%%
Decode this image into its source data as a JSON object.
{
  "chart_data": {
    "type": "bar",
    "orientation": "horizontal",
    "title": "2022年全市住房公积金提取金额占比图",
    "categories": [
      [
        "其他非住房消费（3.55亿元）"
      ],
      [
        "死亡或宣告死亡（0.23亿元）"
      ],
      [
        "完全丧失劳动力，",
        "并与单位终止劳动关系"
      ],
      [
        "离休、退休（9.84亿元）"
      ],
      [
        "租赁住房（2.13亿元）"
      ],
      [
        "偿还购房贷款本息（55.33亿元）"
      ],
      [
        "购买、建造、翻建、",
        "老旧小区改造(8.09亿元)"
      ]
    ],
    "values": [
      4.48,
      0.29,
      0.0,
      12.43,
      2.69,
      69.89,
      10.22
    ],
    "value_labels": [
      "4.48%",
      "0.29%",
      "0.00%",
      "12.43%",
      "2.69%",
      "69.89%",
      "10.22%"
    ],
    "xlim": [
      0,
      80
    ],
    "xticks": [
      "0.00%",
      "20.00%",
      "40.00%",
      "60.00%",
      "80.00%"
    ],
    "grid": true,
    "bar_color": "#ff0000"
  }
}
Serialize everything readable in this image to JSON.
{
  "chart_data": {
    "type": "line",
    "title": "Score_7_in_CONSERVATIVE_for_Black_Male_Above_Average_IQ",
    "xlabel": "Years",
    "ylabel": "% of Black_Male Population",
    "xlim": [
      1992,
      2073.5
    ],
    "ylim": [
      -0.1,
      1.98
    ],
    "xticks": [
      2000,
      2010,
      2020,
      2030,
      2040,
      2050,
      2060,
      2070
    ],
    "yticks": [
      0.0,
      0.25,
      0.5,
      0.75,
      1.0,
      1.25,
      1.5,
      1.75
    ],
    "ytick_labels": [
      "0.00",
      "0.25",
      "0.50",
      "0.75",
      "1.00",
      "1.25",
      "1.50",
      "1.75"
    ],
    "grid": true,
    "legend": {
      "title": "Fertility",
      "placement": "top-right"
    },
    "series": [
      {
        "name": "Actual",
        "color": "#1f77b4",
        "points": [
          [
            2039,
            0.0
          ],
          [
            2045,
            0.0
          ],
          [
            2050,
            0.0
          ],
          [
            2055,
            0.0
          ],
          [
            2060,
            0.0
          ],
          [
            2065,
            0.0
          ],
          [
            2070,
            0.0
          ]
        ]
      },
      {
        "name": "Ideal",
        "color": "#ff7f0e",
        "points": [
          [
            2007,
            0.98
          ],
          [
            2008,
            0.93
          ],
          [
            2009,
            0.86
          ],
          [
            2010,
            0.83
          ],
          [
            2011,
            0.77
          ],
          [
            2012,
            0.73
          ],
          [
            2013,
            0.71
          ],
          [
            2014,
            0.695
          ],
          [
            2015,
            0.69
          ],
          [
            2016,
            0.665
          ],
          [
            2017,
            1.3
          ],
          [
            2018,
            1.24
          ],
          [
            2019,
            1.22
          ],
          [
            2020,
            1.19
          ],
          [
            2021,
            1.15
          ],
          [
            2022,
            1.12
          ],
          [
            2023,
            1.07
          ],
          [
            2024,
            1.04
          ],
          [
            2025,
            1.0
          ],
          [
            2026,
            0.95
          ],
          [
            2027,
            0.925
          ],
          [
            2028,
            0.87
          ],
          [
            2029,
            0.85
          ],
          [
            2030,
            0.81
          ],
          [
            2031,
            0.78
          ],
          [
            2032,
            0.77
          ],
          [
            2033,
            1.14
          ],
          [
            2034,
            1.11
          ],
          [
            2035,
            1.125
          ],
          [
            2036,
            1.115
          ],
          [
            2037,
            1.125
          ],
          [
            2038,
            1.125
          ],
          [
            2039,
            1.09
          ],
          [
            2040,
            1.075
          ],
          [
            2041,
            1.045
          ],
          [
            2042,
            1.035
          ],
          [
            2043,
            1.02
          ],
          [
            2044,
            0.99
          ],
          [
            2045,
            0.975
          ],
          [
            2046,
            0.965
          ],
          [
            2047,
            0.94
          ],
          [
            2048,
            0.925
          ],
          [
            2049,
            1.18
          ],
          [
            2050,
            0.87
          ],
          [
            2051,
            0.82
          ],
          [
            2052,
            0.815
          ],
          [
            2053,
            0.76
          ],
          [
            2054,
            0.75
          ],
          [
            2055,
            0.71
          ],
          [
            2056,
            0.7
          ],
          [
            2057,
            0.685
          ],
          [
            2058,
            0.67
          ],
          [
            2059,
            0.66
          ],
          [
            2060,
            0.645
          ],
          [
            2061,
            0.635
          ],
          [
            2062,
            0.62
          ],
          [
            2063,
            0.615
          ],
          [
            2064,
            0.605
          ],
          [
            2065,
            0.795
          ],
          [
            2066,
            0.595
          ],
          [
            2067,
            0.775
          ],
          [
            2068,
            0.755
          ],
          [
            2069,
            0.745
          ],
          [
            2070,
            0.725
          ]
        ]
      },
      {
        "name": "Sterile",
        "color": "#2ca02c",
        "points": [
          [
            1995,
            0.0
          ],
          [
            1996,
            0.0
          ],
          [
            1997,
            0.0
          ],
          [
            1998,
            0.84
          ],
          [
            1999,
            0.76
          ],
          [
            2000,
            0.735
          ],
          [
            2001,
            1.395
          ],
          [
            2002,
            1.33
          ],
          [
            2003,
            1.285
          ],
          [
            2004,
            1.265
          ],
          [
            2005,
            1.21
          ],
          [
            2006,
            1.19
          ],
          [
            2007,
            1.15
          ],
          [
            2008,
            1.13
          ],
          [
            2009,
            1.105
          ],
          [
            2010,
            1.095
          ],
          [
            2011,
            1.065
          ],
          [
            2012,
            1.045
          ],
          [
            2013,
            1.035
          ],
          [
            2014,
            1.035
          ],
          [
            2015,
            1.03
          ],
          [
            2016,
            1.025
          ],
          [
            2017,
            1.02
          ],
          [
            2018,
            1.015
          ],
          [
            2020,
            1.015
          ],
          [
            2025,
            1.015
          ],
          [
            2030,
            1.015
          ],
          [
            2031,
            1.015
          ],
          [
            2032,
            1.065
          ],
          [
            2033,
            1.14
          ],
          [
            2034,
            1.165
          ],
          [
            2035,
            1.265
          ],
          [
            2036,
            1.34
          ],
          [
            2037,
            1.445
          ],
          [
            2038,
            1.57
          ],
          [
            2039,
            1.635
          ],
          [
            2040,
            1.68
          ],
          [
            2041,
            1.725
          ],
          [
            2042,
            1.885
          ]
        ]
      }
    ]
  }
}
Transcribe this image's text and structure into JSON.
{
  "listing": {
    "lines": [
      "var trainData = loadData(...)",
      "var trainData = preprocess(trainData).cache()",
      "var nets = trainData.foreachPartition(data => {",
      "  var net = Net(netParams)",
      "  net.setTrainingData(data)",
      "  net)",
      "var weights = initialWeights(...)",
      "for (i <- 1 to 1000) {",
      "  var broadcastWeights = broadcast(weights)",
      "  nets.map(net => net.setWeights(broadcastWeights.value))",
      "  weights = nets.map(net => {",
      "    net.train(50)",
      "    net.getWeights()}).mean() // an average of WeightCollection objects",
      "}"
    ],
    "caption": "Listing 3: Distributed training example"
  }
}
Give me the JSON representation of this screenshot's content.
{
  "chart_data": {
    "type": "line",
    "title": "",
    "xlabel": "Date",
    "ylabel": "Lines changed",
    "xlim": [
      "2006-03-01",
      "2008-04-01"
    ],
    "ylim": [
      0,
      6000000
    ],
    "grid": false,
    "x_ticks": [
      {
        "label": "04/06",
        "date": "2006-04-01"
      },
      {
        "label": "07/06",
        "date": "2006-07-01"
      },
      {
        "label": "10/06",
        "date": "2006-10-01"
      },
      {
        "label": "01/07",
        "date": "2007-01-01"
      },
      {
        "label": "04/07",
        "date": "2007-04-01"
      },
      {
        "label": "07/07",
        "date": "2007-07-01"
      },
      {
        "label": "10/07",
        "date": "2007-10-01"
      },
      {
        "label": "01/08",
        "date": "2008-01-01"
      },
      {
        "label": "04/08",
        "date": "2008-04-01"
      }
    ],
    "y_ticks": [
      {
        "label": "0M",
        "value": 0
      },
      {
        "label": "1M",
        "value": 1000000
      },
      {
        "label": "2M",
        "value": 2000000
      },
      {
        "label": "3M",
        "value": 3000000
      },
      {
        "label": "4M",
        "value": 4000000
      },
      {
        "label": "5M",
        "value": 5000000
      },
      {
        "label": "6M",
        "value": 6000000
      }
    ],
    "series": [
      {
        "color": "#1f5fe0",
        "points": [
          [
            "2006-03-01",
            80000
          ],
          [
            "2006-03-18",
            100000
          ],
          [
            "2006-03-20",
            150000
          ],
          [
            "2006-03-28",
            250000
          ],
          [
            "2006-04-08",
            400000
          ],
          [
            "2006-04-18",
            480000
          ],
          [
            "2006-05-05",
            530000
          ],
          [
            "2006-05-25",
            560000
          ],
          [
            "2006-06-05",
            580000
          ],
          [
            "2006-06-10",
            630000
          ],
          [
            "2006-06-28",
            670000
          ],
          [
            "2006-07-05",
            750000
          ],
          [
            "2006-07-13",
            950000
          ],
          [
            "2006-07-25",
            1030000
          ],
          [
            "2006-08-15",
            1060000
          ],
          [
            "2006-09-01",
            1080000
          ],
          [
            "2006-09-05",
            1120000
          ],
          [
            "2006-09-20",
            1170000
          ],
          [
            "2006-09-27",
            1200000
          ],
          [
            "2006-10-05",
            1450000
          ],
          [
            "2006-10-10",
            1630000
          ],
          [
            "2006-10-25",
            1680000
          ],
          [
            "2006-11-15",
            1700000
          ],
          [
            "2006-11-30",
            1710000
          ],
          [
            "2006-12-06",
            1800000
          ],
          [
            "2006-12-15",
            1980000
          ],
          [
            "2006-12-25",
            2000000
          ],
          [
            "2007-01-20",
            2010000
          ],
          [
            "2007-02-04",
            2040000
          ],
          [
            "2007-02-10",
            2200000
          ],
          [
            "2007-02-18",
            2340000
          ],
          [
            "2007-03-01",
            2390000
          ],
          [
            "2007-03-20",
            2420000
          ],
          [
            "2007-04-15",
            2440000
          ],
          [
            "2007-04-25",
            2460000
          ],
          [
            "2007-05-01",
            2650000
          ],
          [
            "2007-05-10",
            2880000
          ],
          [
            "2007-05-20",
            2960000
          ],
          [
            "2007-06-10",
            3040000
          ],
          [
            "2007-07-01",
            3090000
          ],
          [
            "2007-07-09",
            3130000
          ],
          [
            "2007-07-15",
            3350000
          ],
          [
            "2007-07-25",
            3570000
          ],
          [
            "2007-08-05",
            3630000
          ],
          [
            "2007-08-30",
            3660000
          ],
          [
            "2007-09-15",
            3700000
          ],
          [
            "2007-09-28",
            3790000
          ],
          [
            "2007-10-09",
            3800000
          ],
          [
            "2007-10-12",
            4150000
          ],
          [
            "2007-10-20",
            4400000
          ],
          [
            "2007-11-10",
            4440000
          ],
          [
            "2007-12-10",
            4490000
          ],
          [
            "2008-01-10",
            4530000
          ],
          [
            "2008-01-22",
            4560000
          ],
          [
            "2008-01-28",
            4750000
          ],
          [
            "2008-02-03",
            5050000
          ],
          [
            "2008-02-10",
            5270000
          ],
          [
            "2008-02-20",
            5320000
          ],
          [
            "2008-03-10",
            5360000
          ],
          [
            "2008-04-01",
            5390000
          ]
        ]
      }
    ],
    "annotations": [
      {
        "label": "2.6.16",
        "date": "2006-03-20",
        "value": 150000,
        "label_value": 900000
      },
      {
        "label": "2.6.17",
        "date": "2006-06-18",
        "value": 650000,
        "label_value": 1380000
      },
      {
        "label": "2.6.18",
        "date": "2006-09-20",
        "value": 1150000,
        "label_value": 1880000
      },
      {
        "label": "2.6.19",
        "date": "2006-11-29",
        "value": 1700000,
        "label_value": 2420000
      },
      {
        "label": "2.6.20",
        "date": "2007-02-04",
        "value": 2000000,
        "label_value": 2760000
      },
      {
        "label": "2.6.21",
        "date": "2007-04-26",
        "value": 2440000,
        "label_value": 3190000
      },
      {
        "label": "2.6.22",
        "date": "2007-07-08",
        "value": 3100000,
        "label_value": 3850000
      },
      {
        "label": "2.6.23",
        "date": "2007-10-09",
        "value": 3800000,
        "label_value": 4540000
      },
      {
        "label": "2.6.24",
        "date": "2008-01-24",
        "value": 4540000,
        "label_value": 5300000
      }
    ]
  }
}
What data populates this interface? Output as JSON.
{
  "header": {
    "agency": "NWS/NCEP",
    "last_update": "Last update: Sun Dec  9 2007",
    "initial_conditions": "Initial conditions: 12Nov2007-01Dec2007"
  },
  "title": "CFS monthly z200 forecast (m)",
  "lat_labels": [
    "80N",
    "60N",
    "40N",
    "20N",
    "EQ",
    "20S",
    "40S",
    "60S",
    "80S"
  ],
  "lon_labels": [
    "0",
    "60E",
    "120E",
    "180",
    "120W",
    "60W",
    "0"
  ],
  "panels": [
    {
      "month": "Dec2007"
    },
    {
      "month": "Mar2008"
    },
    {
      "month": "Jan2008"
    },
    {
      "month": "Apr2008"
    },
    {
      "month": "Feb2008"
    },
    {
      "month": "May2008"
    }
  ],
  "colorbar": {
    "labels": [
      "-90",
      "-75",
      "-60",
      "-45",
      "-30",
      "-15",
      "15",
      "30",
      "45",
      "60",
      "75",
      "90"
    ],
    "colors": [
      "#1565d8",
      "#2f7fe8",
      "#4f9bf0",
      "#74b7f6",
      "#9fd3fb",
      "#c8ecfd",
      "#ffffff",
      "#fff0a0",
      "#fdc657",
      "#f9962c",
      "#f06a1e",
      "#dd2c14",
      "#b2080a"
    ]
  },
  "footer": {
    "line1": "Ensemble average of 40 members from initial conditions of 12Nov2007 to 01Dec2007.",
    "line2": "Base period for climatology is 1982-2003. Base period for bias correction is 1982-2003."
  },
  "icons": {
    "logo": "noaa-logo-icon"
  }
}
%%
• **Task description**
In the records above, locate every line with the string "JSON" and copy it.

• **The completed task**
Decode this image into its source data as a JSON object.
Serialize everything readable in this image to JSON.
Transcribe this image's text and structure into JSON.
Give me the JSON representation of this screenshot's content.
What data populates this interface? Output as JSON.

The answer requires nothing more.